* [OBJECTIVE]: Set out every line bearing the string "اسمه".

Stored entries:
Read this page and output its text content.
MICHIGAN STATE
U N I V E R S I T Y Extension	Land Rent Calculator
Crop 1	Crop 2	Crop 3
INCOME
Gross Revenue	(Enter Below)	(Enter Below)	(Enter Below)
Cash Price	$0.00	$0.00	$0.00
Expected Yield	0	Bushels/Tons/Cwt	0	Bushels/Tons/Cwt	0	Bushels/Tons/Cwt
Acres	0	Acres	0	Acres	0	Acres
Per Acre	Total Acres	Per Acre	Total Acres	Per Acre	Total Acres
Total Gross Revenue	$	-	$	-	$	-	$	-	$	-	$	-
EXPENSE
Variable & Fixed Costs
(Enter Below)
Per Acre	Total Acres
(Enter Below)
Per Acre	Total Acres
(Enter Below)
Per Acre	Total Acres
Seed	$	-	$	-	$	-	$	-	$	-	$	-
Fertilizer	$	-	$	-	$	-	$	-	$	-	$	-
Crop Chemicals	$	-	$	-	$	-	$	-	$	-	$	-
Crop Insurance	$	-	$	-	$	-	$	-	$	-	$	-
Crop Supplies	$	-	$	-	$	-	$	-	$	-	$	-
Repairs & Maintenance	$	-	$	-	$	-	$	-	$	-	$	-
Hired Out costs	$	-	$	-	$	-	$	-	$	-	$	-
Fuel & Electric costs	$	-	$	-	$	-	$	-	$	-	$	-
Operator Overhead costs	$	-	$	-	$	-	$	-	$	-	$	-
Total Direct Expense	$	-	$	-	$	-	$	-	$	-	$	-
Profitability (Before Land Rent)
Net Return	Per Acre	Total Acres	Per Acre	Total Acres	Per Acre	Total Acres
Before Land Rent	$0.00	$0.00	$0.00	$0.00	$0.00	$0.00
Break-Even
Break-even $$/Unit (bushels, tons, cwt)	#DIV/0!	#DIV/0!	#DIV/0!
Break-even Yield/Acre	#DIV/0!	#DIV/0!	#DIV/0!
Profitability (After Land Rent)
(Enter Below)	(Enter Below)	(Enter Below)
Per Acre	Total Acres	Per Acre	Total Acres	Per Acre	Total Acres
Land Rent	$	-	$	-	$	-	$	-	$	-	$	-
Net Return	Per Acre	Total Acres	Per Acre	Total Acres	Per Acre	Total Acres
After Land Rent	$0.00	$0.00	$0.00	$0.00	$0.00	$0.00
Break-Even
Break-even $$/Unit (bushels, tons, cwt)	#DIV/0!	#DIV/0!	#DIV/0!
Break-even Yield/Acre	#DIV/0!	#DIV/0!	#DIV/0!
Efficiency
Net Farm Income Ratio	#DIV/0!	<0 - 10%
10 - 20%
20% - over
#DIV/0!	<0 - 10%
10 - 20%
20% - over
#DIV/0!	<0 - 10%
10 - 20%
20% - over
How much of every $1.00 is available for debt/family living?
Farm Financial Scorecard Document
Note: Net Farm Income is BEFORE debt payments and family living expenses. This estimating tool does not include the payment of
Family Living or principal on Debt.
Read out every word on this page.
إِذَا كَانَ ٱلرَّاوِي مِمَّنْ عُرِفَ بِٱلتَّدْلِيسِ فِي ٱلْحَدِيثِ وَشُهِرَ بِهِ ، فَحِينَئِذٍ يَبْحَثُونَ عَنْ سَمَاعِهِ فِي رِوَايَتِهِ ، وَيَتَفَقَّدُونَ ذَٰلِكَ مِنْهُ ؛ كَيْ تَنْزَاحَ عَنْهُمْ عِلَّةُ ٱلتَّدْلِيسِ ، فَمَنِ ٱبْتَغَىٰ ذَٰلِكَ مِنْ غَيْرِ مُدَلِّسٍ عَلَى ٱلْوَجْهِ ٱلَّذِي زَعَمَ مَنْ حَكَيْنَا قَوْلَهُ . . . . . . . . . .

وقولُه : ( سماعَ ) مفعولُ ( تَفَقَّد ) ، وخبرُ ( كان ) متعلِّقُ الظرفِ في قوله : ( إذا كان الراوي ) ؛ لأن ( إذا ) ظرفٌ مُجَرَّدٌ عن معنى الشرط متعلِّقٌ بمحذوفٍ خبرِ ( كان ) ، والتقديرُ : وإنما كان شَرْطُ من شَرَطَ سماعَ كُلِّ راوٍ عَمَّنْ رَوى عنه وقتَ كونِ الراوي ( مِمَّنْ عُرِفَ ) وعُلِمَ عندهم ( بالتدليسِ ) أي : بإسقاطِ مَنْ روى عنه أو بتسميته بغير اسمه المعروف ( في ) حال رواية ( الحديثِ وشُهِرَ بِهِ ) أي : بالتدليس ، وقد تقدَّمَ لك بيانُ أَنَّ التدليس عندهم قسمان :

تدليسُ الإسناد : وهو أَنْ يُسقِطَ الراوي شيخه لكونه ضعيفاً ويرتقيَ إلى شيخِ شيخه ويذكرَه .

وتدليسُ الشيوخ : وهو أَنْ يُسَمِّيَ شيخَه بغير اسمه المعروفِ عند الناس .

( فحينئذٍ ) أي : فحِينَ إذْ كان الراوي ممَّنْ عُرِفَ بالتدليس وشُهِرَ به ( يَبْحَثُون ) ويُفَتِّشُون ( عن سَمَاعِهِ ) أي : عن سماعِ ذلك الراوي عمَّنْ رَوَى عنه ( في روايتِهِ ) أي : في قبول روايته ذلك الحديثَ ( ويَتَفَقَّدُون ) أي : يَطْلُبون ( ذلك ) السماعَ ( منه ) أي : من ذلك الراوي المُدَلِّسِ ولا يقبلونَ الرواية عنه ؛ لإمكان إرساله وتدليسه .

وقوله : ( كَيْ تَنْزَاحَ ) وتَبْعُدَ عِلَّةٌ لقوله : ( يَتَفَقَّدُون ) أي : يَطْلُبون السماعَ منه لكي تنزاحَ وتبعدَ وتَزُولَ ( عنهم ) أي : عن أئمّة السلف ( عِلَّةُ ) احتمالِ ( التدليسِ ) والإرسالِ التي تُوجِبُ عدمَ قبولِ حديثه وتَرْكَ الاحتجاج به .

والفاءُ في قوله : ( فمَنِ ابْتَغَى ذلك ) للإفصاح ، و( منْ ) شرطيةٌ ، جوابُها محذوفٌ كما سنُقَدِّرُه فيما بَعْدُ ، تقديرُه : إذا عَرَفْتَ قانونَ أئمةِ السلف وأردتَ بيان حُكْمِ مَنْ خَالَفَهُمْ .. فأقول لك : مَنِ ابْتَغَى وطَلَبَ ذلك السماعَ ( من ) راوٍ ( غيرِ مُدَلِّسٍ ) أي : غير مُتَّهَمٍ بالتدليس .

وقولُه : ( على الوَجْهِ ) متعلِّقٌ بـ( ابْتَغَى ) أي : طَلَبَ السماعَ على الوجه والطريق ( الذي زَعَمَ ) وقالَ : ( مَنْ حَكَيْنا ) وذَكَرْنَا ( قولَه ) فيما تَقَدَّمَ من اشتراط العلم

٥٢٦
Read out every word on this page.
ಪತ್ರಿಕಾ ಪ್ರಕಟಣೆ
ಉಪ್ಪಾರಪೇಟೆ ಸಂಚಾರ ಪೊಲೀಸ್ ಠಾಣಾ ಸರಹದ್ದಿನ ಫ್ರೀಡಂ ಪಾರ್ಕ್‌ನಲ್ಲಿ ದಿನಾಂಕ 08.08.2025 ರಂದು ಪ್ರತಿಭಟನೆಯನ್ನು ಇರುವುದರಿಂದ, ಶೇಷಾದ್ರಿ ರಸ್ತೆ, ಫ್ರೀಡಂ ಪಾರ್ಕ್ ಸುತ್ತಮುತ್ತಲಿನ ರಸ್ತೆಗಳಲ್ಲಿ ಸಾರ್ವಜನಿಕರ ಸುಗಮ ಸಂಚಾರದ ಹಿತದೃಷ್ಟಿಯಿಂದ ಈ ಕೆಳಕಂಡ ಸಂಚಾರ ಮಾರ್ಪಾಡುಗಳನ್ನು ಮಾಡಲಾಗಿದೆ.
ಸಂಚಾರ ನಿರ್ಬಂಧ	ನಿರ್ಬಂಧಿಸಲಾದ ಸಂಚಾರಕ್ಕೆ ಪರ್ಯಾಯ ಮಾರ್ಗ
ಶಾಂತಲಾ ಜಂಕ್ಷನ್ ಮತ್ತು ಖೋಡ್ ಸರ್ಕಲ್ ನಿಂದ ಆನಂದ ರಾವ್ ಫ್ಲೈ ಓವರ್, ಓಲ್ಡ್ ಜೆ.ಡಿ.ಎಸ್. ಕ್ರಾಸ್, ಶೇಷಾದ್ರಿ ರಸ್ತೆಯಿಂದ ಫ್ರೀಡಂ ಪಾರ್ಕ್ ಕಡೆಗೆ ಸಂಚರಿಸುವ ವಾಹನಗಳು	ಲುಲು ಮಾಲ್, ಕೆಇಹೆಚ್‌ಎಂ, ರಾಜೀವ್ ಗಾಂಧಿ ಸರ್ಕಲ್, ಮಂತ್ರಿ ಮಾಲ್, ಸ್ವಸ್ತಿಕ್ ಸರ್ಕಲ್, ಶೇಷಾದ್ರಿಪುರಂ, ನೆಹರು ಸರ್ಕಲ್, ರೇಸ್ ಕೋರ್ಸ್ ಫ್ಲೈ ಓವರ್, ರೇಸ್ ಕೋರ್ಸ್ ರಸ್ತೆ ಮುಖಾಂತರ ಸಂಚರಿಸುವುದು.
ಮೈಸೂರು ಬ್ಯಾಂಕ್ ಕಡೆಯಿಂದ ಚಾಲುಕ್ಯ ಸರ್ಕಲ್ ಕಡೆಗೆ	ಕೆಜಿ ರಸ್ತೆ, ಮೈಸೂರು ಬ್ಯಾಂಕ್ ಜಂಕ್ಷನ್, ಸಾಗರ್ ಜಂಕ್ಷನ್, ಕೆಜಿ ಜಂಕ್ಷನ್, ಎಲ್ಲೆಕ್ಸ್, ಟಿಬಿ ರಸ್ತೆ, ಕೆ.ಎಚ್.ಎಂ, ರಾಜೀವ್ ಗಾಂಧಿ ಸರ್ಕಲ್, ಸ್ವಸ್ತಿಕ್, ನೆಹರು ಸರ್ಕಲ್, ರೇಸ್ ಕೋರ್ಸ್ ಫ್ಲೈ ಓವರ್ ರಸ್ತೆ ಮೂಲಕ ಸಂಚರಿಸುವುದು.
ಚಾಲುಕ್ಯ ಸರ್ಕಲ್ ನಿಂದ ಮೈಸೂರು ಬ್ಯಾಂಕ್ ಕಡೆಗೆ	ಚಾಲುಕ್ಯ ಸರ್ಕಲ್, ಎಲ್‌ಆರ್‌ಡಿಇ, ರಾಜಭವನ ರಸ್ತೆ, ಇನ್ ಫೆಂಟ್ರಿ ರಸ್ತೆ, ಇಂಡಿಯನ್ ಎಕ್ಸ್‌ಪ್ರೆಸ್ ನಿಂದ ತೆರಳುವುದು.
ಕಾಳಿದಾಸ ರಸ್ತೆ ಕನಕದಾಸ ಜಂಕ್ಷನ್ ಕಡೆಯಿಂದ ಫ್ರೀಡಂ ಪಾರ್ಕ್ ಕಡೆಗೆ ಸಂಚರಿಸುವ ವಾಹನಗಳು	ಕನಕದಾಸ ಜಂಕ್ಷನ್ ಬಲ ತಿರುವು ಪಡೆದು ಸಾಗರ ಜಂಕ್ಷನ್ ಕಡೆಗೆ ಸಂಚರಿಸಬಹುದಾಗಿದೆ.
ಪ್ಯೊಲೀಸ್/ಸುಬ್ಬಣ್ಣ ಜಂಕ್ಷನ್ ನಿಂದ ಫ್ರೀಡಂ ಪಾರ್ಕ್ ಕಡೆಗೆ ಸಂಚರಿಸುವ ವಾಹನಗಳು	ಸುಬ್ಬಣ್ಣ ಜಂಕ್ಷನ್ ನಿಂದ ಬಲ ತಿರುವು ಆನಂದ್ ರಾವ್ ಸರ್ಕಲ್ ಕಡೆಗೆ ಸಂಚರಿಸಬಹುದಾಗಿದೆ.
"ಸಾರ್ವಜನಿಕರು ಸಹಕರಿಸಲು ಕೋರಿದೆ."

* [WRITTEN SOLUTION]:
وقولُه : ( سماعَ ) مفعولُ ( تَفَقَّد ) ، وخبرُ ( كان ) متعلِّقُ الظرفِ في قوله : ( إذا كان الراوي ) ؛ لأن ( إذا ) ظرفٌ مُجَرَّدٌ عن معنى الشرط متعلِّقٌ بمحذوفٍ خبرِ ( كان ) ، والتقديرُ : وإنما كان شَرْطُ من شَرَطَ سماعَ كُلِّ راوٍ عَمَّنْ رَوى عنه وقتَ كونِ الراوي ( مِمَّنْ عُرِفَ ) وعُلِمَ عندهم ( بالتدليسِ ) أي : بإسقاطِ مَنْ روى عنه أو بتسميته بغير اسمه المعروف ( في ) حال رواية ( الحديثِ وشُهِرَ بِهِ ) أي : بالتدليس ، وقد تقدَّمَ لك بيانُ أَنَّ التدليس عندهم قسمان :
وتدليسُ الشيوخ : وهو أَنْ يُسَمِّيَ شيخَه بغير اسمه المعروفِ عند الناس .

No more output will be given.